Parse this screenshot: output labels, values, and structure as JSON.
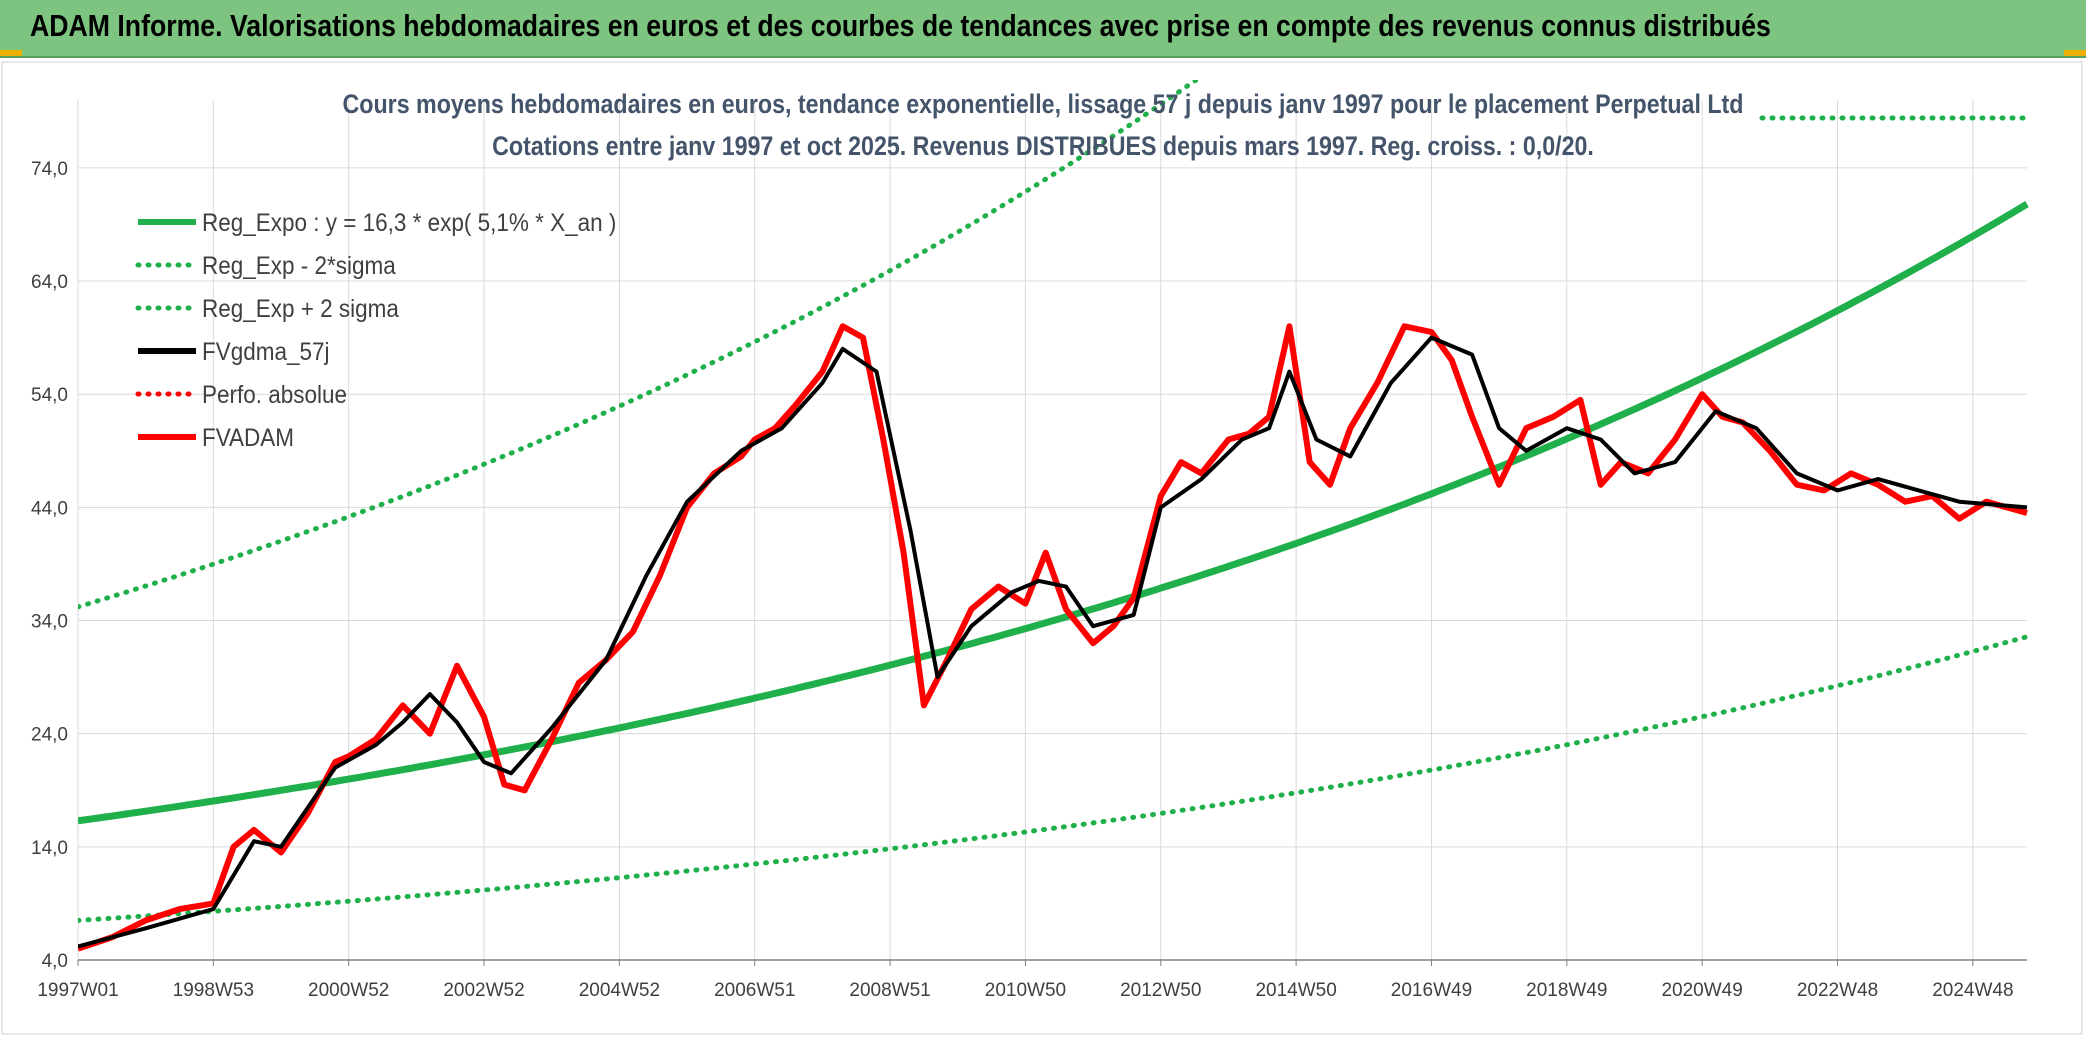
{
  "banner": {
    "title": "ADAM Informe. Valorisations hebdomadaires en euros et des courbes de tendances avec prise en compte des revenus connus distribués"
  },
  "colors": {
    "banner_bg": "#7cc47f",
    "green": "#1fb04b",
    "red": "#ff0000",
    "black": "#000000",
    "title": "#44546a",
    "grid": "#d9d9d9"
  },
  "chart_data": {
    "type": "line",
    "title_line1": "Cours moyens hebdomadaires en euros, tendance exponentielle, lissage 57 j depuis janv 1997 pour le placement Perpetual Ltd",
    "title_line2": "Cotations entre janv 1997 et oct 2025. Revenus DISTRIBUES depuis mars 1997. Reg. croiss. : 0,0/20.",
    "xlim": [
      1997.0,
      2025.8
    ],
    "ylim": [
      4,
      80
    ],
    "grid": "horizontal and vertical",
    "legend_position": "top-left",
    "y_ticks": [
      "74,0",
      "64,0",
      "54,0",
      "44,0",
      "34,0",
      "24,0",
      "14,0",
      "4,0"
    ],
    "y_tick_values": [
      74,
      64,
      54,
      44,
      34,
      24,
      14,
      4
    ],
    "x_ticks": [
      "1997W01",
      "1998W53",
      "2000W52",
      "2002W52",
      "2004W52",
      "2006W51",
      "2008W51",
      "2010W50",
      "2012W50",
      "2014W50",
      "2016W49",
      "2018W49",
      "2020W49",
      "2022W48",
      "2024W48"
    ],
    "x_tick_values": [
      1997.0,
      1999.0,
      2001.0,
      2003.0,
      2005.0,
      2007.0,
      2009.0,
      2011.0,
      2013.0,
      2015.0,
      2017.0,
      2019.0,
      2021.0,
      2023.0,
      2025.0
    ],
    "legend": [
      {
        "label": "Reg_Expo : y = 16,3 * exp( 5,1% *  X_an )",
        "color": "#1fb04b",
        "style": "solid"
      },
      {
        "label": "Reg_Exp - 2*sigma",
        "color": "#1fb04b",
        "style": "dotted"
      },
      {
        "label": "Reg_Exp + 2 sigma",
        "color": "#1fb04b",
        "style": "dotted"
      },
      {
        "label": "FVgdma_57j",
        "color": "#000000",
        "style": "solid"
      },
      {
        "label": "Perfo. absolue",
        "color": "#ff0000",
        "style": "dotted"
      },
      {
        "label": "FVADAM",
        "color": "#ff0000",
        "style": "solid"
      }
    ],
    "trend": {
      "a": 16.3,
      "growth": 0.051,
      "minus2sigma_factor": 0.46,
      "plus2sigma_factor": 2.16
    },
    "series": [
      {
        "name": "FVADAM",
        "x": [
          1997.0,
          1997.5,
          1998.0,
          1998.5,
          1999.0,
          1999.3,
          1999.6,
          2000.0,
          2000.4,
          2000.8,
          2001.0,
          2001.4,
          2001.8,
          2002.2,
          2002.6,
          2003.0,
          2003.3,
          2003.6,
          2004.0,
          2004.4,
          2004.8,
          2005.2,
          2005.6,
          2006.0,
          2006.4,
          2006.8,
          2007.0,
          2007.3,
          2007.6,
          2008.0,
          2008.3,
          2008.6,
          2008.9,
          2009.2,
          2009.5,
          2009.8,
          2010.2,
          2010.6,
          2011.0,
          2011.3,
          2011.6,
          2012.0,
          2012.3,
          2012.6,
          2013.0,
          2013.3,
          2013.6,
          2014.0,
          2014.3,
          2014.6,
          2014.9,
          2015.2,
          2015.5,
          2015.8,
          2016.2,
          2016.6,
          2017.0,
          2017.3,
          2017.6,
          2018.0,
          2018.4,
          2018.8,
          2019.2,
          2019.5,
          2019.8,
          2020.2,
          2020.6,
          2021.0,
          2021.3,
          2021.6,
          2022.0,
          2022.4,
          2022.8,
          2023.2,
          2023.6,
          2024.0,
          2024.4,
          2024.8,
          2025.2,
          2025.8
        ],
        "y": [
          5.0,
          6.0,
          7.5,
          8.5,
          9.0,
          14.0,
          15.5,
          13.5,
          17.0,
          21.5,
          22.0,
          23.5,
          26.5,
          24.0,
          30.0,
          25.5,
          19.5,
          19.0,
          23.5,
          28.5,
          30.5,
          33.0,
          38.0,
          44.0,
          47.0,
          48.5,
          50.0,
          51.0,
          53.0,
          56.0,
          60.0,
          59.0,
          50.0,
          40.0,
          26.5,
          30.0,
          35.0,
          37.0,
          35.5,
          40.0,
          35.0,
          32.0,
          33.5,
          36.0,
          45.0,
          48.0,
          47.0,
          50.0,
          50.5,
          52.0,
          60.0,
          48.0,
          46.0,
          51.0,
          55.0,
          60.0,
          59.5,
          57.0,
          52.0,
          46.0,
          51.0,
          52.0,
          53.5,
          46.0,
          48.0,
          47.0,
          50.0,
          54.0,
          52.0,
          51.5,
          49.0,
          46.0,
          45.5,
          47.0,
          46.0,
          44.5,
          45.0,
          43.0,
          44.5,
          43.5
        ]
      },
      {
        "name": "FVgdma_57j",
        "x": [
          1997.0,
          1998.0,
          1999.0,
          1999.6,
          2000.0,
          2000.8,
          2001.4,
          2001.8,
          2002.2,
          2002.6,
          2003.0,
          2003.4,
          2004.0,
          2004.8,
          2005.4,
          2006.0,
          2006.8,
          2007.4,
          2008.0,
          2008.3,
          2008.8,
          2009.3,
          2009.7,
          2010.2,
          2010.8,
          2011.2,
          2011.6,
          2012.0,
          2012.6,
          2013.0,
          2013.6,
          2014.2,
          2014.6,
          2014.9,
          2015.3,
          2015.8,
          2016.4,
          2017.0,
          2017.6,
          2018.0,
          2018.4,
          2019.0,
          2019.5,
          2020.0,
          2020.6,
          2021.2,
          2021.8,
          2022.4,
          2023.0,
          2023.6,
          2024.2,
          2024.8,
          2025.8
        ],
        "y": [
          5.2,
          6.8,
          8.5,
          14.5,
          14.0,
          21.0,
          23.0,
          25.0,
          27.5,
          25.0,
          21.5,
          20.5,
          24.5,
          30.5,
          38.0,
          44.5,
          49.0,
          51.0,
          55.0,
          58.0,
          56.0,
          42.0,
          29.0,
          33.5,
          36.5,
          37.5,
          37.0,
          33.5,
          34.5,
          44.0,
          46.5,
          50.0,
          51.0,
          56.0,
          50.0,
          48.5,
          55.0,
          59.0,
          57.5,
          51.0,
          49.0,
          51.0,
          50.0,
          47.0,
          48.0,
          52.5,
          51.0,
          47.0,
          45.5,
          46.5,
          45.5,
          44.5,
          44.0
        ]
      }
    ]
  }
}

WRITTEN REQUEST: Repeat the material above verbatim. Leave the pictures behind.

FINAL RESULT:
Parse this screenshot: output labels, values, and structure as JSON.
{
  "banner": {
    "title": "ADAM Informe. Valorisations hebdomadaires en euros et des courbes de tendances avec prise en compte des revenus connus distribués"
  },
  "colors": {
    "banner_bg": "#7cc47f",
    "green": "#1fb04b",
    "red": "#ff0000",
    "black": "#000000",
    "title": "#44546a",
    "grid": "#d9d9d9"
  },
  "chart_data": {
    "type": "line",
    "title_line1": "Cours moyens hebdomadaires en euros, tendance exponentielle, lissage 57 j depuis janv 1997 pour le placement Perpetual Ltd",
    "title_line2": "Cotations entre janv 1997 et oct 2025. Revenus DISTRIBUES depuis mars 1997. Reg. croiss. : 0,0/20.",
    "xlim": [
      1997.0,
      2025.8
    ],
    "ylim": [
      4,
      80
    ],
    "grid": "horizontal and vertical",
    "legend_position": "top-left",
    "y_ticks": [
      "74,0",
      "64,0",
      "54,0",
      "44,0",
      "34,0",
      "24,0",
      "14,0",
      "4,0"
    ],
    "y_tick_values": [
      74,
      64,
      54,
      44,
      34,
      24,
      14,
      4
    ],
    "x_ticks": [
      "1997W01",
      "1998W53",
      "2000W52",
      "2002W52",
      "2004W52",
      "2006W51",
      "2008W51",
      "2010W50",
      "2012W50",
      "2014W50",
      "2016W49",
      "2018W49",
      "2020W49",
      "2022W48",
      "2024W48"
    ],
    "x_tick_values": [
      1997.0,
      1999.0,
      2001.0,
      2003.0,
      2005.0,
      2007.0,
      2009.0,
      2011.0,
      2013.0,
      2015.0,
      2017.0,
      2019.0,
      2021.0,
      2023.0,
      2025.0
    ],
    "legend": [
      {
        "label": "Reg_Expo : y = 16,3 * exp( 5,1% *  X_an )",
        "color": "#1fb04b",
        "style": "solid"
      },
      {
        "label": "Reg_Exp - 2*sigma",
        "color": "#1fb04b",
        "style": "dotted"
      },
      {
        "label": "Reg_Exp + 2 sigma",
        "color": "#1fb04b",
        "style": "dotted"
      },
      {
        "label": "FVgdma_57j",
        "color": "#000000",
        "style": "solid"
      },
      {
        "label": "Perfo. absolue",
        "color": "#ff0000",
        "style": "dotted"
      },
      {
        "label": "FVADAM",
        "color": "#ff0000",
        "style": "solid"
      }
    ],
    "trend": {
      "a": 16.3,
      "growth": 0.051,
      "minus2sigma_factor": 0.46,
      "plus2sigma_factor": 2.16
    },
    "series": [
      {
        "name": "FVADAM",
        "x": [
          1997.0,
          1997.5,
          1998.0,
          1998.5,
          1999.0,
          1999.3,
          1999.6,
          2000.0,
          2000.4,
          2000.8,
          2001.0,
          2001.4,
          2001.8,
          2002.2,
          2002.6,
          2003.0,
          2003.3,
          2003.6,
          2004.0,
          2004.4,
          2004.8,
          2005.2,
          2005.6,
          2006.0,
          2006.4,
          2006.8,
          2007.0,
          2007.3,
          2007.6,
          2008.0,
          2008.3,
          2008.6,
          2008.9,
          2009.2,
          2009.5,
          2009.8,
          2010.2,
          2010.6,
          2011.0,
          2011.3,
          2011.6,
          2012.0,
          2012.3,
          2012.6,
          2013.0,
          2013.3,
          2013.6,
          2014.0,
          2014.3,
          2014.6,
          2014.9,
          2015.2,
          2015.5,
          2015.8,
          2016.2,
          2016.6,
          2017.0,
          2017.3,
          2017.6,
          2018.0,
          2018.4,
          2018.8,
          2019.2,
          2019.5,
          2019.8,
          2020.2,
          2020.6,
          2021.0,
          2021.3,
          2021.6,
          2022.0,
          2022.4,
          2022.8,
          2023.2,
          2023.6,
          2024.0,
          2024.4,
          2024.8,
          2025.2,
          2025.8
        ],
        "y": [
          5.0,
          6.0,
          7.5,
          8.5,
          9.0,
          14.0,
          15.5,
          13.5,
          17.0,
          21.5,
          22.0,
          23.5,
          26.5,
          24.0,
          30.0,
          25.5,
          19.5,
          19.0,
          23.5,
          28.5,
          30.5,
          33.0,
          38.0,
          44.0,
          47.0,
          48.5,
          50.0,
          51.0,
          53.0,
          56.0,
          60.0,
          59.0,
          50.0,
          40.0,
          26.5,
          30.0,
          35.0,
          37.0,
          35.5,
          40.0,
          35.0,
          32.0,
          33.5,
          36.0,
          45.0,
          48.0,
          47.0,
          50.0,
          50.5,
          52.0,
          60.0,
          48.0,
          46.0,
          51.0,
          55.0,
          60.0,
          59.5,
          57.0,
          52.0,
          46.0,
          51.0,
          52.0,
          53.5,
          46.0,
          48.0,
          47.0,
          50.0,
          54.0,
          52.0,
          51.5,
          49.0,
          46.0,
          45.5,
          47.0,
          46.0,
          44.5,
          45.0,
          43.0,
          44.5,
          43.5
        ]
      },
      {
        "name": "FVgdma_57j",
        "x": [
          1997.0,
          1998.0,
          1999.0,
          1999.6,
          2000.0,
          2000.8,
          2001.4,
          2001.8,
          2002.2,
          2002.6,
          2003.0,
          2003.4,
          2004.0,
          2004.8,
          2005.4,
          2006.0,
          2006.8,
          2007.4,
          2008.0,
          2008.3,
          2008.8,
          2009.3,
          2009.7,
          2010.2,
          2010.8,
          2011.2,
          2011.6,
          2012.0,
          2012.6,
          2013.0,
          2013.6,
          2014.2,
          2014.6,
          2014.9,
          2015.3,
          2015.8,
          2016.4,
          2017.0,
          2017.6,
          2018.0,
          2018.4,
          2019.0,
          2019.5,
          2020.0,
          2020.6,
          2021.2,
          2021.8,
          2022.4,
          2023.0,
          2023.6,
          2024.2,
          2024.8,
          2025.8
        ],
        "y": [
          5.2,
          6.8,
          8.5,
          14.5,
          14.0,
          21.0,
          23.0,
          25.0,
          27.5,
          25.0,
          21.5,
          20.5,
          24.5,
          30.5,
          38.0,
          44.5,
          49.0,
          51.0,
          55.0,
          58.0,
          56.0,
          42.0,
          29.0,
          33.5,
          36.5,
          37.5,
          37.0,
          33.5,
          34.5,
          44.0,
          46.5,
          50.0,
          51.0,
          56.0,
          50.0,
          48.5,
          55.0,
          59.0,
          57.5,
          51.0,
          49.0,
          51.0,
          50.0,
          47.0,
          48.0,
          52.5,
          51.0,
          47.0,
          45.5,
          46.5,
          45.5,
          44.5,
          44.0
        ]
      }
    ]
  }
}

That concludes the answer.